• [Problem description] Please copy out every line of the records below without changing a character, and leave the pictures out of your copy.

• [Stored data]
================================
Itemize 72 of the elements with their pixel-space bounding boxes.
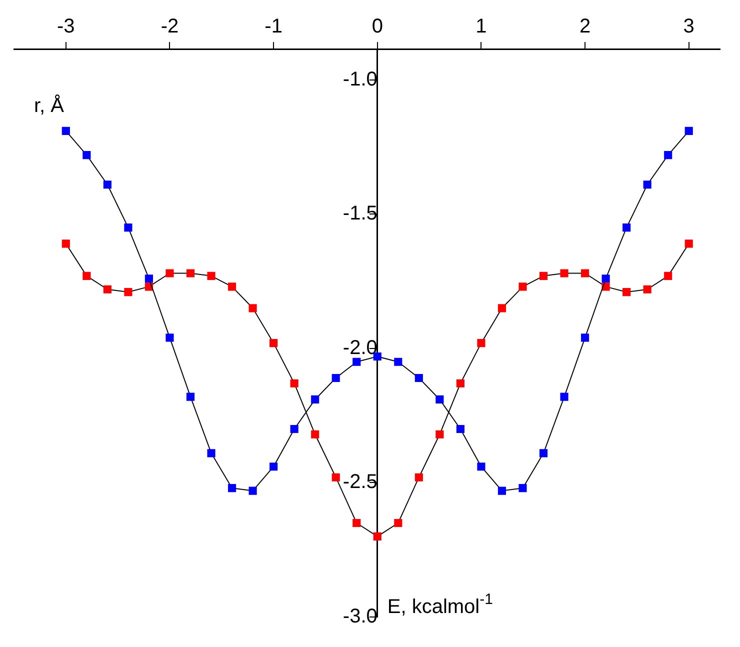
y-axis-title: r, Å — [34, 94, 65, 117]
point — [207, 449, 216, 458]
point — [643, 285, 652, 294]
point — [311, 430, 320, 438]
point — [456, 379, 464, 388]
point — [207, 272, 216, 280]
point — [560, 392, 568, 401]
point — [477, 339, 486, 348]
point — [436, 395, 444, 404]
point — [82, 151, 91, 160]
point — [477, 462, 486, 471]
point — [352, 358, 361, 366]
y-tick-label: -3.0 — [342, 606, 378, 628]
point — [228, 282, 236, 291]
point — [186, 392, 195, 401]
point — [332, 473, 340, 482]
point — [124, 224, 132, 232]
point — [664, 272, 672, 280]
point — [82, 272, 91, 280]
point — [456, 424, 464, 434]
x-tick-label: -2 — [160, 16, 179, 38]
point — [414, 473, 423, 482]
point — [414, 374, 423, 382]
point — [186, 269, 195, 278]
point — [248, 486, 257, 495]
point — [602, 274, 610, 283]
point — [498, 486, 506, 495]
point — [311, 395, 320, 404]
point — [270, 339, 278, 348]
point — [144, 274, 154, 283]
point — [664, 151, 672, 160]
point — [518, 282, 527, 291]
point — [373, 532, 382, 540]
x-tick-label: 1 — [476, 16, 487, 38]
y-tick-label: -1.0 — [342, 68, 378, 90]
x-tick-label: 3 — [683, 16, 694, 38]
point — [166, 269, 174, 278]
point — [103, 180, 112, 189]
point — [290, 424, 298, 434]
point — [394, 358, 402, 366]
x-tick-label: -3 — [57, 16, 75, 38]
point — [684, 240, 693, 248]
y-tick-label: -1.5 — [342, 202, 378, 225]
x-tick-label: 0 — [372, 16, 383, 38]
point — [290, 379, 298, 388]
point — [103, 285, 112, 294]
point — [248, 304, 257, 312]
point — [539, 449, 548, 458]
point — [332, 374, 340, 382]
point — [539, 272, 548, 280]
point — [124, 288, 132, 296]
point — [622, 224, 631, 232]
point — [166, 334, 174, 342]
point — [580, 269, 590, 278]
point — [394, 518, 402, 528]
point — [436, 430, 444, 438]
point — [228, 484, 236, 492]
y-tick-label: -2.0 — [342, 336, 378, 359]
point — [498, 304, 506, 312]
point — [62, 126, 70, 135]
point — [684, 126, 693, 135]
point — [518, 484, 527, 492]
y-tick-label: -2.5 — [342, 471, 378, 494]
point — [580, 334, 590, 342]
point — [622, 288, 631, 296]
point — [62, 240, 70, 248]
x-tick-label: 2 — [579, 16, 591, 38]
point — [270, 462, 278, 471]
x-tick-label: -1 — [264, 16, 282, 38]
point — [643, 180, 652, 189]
point — [352, 518, 361, 528]
point — [560, 269, 568, 278]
================================
• [Completed task]
Itemize 72 of the elements with their pixel-space bounding boxes.
y-axis-title: r, Å — [34, 94, 65, 117]
point — [207, 449, 216, 458]
point — [643, 285, 652, 294]
point — [311, 430, 320, 438]
point — [456, 379, 464, 388]
point — [207, 272, 216, 280]
point — [560, 392, 568, 401]
point — [477, 339, 486, 348]
point — [436, 395, 444, 404]
point — [82, 151, 91, 160]
point — [477, 462, 486, 471]
point — [352, 358, 361, 366]
y-tick-label: -3.0 — [342, 606, 378, 628]
point — [228, 282, 236, 291]
point — [186, 392, 195, 401]
point — [332, 473, 340, 482]
point — [124, 224, 132, 232]
point — [664, 272, 672, 280]
point — [82, 272, 91, 280]
point — [456, 424, 464, 434]
x-tick-label: -2 — [160, 16, 179, 38]
point — [414, 473, 423, 482]
point — [414, 374, 423, 382]
point — [186, 269, 195, 278]
point — [248, 486, 257, 495]
point — [602, 274, 610, 283]
point — [498, 486, 506, 495]
point — [311, 395, 320, 404]
point — [270, 339, 278, 348]
point — [144, 274, 154, 283]
point — [664, 151, 672, 160]
point — [518, 282, 527, 291]
point — [373, 532, 382, 540]
x-tick-label: 1 — [476, 16, 487, 38]
y-tick-label: -1.0 — [342, 68, 378, 90]
x-tick-label: 3 — [683, 16, 694, 38]
point — [166, 269, 174, 278]
point — [103, 180, 112, 189]
point — [290, 424, 298, 434]
point — [394, 358, 402, 366]
x-tick-label: -3 — [57, 16, 75, 38]
point — [684, 240, 693, 248]
y-tick-label: -1.5 — [342, 202, 378, 225]
x-tick-label: 0 — [372, 16, 383, 38]
point — [290, 379, 298, 388]
point — [103, 285, 112, 294]
point — [248, 304, 257, 312]
point — [539, 449, 548, 458]
point — [332, 374, 340, 382]
point — [539, 272, 548, 280]
point — [124, 288, 132, 296]
point — [622, 224, 631, 232]
point — [166, 334, 174, 342]
point — [580, 269, 590, 278]
point — [394, 518, 402, 528]
point — [436, 430, 444, 438]
point — [228, 484, 236, 492]
y-tick-label: -2.0 — [342, 336, 378, 359]
point — [498, 304, 506, 312]
point — [62, 126, 70, 135]
point — [684, 126, 693, 135]
point — [518, 484, 527, 492]
y-tick-label: -2.5 — [342, 471, 378, 494]
point — [580, 334, 590, 342]
point — [622, 288, 631, 296]
point — [62, 240, 70, 248]
x-tick-label: 2 — [579, 16, 591, 38]
point — [270, 462, 278, 471]
x-tick-label: -1 — [264, 16, 282, 38]
point — [643, 180, 652, 189]
point — [352, 518, 361, 528]
point — [560, 269, 568, 278]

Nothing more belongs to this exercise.